**Exercise:**
Copy out every record below with complete accuracy.

===============

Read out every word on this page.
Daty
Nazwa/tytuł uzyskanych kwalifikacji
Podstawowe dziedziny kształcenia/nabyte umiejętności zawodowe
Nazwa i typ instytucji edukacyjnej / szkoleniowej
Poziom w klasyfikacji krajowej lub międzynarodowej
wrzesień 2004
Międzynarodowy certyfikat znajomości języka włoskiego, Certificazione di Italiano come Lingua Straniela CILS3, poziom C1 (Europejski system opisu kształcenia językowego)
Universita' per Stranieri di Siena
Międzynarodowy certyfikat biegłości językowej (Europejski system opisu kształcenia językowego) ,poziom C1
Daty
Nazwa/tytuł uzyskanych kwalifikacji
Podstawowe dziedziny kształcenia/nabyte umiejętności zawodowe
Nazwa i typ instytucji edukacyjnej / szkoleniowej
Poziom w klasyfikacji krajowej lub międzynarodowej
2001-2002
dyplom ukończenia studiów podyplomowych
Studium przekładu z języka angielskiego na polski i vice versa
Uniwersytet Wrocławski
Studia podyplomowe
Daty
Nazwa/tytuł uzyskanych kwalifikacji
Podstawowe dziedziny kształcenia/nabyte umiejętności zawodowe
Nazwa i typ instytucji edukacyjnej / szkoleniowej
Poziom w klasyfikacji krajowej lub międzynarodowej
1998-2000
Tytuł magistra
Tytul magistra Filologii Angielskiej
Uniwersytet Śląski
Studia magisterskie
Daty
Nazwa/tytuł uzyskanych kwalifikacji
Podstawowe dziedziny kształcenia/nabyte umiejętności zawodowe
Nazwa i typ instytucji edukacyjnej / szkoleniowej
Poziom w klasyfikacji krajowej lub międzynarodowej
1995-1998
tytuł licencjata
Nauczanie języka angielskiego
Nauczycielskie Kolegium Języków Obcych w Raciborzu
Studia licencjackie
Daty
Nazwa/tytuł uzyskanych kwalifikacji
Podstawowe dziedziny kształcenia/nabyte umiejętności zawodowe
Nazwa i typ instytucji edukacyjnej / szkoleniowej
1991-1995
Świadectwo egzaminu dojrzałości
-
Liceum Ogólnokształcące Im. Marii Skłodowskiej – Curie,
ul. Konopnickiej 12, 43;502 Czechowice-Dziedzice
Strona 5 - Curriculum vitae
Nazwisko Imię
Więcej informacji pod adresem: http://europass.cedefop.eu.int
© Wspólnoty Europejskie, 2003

===============

**Response:**
Read out every word on this page.
Daty
Nazwa/tytuł uzyskanych kwalifikacji
Podstawowe dziedziny kształcenia/nabyte umiejętności zawodowe
Nazwa i typ instytucji edukacyjnej / szkoleniowej
Poziom w klasyfikacji krajowej lub międzynarodowej
wrzesień 2004
Międzynarodowy certyfikat znajomości języka włoskiego, Certificazione di Italiano come Lingua Straniela CILS3, poziom C1 (Europejski system opisu kształcenia językowego)
Universita' per Stranieri di Siena
Międzynarodowy certyfikat biegłości językowej (Europejski system opisu kształcenia językowego) ,poziom C1
Daty
Nazwa/tytuł uzyskanych kwalifikacji
Podstawowe dziedziny kształcenia/nabyte umiejętności zawodowe
Nazwa i typ instytucji edukacyjnej / szkoleniowej
Poziom w klasyfikacji krajowej lub międzynarodowej
2001-2002
dyplom ukończenia studiów podyplomowych
Studium przekładu z języka angielskiego na polski i vice versa
Uniwersytet Wrocławski
Studia podyplomowe
Daty
Nazwa/tytuł uzyskanych kwalifikacji
Podstawowe dziedziny kształcenia/nabyte umiejętności zawodowe
Nazwa i typ instytucji edukacyjnej / szkoleniowej
Poziom w klasyfikacji krajowej lub międzynarodowej
1998-2000
Tytuł magistra
Tytul magistra Filologii Angielskiej
Uniwersytet Śląski
Studia magisterskie
Daty
Nazwa/tytuł uzyskanych kwalifikacji
Podstawowe dziedziny kształcenia/nabyte umiejętności zawodowe
Nazwa i typ instytucji edukacyjnej / szkoleniowej
Poziom w klasyfikacji krajowej lub międzynarodowej
1995-1998
tytuł licencjata
Nauczanie języka angielskiego
Nauczycielskie Kolegium Języków Obcych w Raciborzu
Studia licencjackie
Daty
Nazwa/tytuł uzyskanych kwalifikacji
Podstawowe dziedziny kształcenia/nabyte umiejętności zawodowe
Nazwa i typ instytucji edukacyjnej / szkoleniowej
1991-1995
Świadectwo egzaminu dojrzałości
-
Liceum Ogólnokształcące Im. Marii Skłodowskiej – Curie,
ul. Konopnickiej 12, 43;502 Czechowice-Dziedzice
Strona 5 - Curriculum vitae
Nazwisko Imię
Więcej informacji pod adresem: http://europass.cedefop.eu.int
© Wspólnoty Europejskie, 2003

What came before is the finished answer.